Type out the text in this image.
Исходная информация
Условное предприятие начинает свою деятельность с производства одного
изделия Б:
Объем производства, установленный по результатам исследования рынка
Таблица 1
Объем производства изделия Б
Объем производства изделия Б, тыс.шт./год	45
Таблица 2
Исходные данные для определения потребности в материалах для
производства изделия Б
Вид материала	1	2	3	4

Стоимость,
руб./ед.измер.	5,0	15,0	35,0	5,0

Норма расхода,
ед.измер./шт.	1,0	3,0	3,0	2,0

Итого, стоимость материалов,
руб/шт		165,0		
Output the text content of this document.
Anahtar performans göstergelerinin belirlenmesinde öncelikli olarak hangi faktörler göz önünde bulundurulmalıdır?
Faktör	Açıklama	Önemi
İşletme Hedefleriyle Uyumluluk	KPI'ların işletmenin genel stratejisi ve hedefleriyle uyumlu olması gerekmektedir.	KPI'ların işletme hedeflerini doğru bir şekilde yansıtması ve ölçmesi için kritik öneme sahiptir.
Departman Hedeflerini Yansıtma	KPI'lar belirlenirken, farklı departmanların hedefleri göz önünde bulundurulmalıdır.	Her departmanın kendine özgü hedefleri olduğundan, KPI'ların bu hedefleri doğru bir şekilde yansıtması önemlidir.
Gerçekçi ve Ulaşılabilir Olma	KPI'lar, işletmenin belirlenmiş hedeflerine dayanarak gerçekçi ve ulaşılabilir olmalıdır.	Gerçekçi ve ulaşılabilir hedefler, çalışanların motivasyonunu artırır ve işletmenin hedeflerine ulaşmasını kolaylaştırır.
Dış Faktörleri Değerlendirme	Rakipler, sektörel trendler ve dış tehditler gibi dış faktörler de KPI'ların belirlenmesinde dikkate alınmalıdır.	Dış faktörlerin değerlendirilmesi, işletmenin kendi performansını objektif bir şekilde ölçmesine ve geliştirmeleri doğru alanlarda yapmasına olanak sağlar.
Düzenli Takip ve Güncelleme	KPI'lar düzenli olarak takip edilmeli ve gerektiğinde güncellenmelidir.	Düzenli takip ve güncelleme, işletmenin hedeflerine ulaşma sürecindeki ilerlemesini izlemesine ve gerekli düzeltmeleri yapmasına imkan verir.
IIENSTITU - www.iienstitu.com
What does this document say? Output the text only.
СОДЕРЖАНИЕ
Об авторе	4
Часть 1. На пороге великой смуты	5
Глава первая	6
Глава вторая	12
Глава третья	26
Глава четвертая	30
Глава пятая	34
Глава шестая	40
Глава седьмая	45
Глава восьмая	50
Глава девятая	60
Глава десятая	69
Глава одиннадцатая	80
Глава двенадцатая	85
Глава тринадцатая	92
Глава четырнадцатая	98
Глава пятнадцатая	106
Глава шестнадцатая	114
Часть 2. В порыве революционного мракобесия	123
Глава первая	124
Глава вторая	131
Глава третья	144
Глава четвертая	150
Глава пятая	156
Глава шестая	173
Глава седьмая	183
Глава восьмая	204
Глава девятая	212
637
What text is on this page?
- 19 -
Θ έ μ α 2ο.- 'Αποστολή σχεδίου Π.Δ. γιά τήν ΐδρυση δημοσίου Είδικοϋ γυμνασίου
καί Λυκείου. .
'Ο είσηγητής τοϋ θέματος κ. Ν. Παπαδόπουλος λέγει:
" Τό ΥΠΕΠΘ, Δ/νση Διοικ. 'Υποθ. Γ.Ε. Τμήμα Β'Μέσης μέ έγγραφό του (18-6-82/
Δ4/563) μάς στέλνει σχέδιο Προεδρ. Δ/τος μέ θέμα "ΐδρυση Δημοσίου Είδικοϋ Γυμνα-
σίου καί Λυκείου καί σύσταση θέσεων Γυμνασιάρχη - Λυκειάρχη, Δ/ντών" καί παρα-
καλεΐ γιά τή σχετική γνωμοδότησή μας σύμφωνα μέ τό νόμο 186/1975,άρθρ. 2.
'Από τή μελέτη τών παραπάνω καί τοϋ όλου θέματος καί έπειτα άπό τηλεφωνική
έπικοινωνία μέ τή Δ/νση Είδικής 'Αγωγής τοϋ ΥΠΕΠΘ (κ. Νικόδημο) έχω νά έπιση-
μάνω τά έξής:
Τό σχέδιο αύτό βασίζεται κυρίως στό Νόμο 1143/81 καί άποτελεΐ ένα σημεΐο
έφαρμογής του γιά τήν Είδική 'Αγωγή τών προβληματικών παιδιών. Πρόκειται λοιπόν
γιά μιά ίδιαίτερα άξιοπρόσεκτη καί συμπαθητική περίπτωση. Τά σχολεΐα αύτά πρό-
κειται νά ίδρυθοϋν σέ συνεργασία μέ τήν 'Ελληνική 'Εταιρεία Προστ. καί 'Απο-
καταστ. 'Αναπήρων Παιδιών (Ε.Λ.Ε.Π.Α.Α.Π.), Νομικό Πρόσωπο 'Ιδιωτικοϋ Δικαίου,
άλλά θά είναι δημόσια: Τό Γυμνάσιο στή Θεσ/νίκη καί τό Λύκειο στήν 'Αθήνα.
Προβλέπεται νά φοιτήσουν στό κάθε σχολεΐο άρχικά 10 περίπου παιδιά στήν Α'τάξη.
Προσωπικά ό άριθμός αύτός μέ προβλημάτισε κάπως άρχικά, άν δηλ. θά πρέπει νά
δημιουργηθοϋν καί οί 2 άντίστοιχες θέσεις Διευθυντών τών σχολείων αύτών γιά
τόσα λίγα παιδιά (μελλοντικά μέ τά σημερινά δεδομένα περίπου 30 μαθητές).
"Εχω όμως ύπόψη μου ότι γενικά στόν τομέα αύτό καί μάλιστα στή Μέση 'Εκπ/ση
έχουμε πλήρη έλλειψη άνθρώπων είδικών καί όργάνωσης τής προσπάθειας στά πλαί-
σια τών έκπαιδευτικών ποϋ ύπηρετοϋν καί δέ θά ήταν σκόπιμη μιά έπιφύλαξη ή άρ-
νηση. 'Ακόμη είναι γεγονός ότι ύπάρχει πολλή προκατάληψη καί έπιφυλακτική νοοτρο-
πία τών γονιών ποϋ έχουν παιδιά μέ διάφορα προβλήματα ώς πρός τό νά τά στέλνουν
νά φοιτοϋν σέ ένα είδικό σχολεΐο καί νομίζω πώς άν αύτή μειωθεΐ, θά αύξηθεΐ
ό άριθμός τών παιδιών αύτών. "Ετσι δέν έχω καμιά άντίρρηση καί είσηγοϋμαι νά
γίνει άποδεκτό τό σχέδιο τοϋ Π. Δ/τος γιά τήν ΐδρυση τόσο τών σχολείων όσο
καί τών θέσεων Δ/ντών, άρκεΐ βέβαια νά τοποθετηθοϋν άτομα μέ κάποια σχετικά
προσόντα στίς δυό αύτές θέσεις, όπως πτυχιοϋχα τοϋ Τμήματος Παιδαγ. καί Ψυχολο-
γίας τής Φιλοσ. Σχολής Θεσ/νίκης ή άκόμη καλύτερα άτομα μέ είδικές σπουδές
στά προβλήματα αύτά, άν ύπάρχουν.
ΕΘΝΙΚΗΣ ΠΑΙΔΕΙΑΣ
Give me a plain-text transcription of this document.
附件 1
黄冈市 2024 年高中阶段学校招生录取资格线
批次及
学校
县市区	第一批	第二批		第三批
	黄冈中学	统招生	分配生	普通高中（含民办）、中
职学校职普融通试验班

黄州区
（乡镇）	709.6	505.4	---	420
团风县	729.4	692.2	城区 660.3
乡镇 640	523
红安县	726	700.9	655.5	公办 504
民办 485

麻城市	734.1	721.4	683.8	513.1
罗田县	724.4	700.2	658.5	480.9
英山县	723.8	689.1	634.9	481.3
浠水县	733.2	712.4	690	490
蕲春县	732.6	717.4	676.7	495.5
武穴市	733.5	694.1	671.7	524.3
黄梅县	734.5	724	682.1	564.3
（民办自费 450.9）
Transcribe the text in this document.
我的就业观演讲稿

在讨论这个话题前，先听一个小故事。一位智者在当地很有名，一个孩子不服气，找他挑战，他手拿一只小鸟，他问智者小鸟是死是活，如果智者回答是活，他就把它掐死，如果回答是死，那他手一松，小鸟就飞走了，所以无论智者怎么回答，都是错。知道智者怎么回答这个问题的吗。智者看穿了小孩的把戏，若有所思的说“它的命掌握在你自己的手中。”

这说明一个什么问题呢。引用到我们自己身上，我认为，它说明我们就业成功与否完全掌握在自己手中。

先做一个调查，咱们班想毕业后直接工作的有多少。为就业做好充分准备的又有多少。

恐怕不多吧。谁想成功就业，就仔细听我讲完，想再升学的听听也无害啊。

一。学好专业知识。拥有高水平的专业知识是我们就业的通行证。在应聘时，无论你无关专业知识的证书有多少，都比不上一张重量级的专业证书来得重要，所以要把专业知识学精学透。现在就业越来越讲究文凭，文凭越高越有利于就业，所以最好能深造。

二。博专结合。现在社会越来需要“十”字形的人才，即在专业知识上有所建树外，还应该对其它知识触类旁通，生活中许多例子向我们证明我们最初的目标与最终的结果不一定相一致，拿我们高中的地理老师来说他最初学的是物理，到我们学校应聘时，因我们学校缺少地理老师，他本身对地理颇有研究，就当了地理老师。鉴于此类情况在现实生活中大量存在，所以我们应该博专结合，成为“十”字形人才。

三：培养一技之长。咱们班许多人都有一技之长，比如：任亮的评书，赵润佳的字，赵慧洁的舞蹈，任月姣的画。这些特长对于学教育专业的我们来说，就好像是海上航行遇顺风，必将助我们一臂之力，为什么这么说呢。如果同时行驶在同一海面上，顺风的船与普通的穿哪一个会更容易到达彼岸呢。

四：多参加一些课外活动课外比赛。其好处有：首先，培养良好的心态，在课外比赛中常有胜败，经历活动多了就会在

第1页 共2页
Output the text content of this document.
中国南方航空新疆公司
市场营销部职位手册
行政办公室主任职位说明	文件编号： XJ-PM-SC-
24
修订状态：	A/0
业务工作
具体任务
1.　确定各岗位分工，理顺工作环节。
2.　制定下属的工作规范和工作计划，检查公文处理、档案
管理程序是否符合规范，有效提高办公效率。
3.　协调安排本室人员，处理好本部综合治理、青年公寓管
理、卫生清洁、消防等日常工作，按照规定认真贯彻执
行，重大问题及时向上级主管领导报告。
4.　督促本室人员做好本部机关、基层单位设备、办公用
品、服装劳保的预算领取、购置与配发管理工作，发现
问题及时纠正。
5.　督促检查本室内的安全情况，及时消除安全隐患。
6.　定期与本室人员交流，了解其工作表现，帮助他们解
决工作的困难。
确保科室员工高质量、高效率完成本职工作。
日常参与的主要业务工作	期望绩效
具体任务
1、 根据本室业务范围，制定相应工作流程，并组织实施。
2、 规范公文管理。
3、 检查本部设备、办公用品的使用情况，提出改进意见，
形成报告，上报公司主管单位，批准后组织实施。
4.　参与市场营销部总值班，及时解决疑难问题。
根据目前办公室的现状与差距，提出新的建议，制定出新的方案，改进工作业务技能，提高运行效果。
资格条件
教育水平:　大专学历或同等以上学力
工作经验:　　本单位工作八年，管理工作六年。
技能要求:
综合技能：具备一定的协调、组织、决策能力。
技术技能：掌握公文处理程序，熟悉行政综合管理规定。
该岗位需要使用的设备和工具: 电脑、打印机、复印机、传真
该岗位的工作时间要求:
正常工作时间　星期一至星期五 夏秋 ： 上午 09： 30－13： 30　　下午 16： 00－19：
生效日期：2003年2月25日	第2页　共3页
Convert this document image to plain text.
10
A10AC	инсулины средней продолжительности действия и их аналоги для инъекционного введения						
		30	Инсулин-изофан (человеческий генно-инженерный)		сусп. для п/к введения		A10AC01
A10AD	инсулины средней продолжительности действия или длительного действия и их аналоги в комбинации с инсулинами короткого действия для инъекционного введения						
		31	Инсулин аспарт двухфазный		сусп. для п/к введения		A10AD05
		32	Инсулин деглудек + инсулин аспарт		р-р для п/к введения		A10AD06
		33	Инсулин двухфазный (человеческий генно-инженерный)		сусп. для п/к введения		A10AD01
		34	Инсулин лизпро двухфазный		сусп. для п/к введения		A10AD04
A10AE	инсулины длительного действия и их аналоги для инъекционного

....

= Problem to solve =
Every line of the records that includes the word "сусп" should be gathered.

= Answer for the task =
		30	Инсулин-изофан (человеческий генно-инженерный)		сусп. для п/к введения		A10AC01
		31	Инсулин аспарт двухфазный		сусп. для п/к введения		A10AD05
		33	Инсулин двухфазный (человеческий генно-инженерный)		сусп. для п/к введения		A10AD01
		34	Инсулин лизпро двухфазный		сусп. для п/к введения		A10AD04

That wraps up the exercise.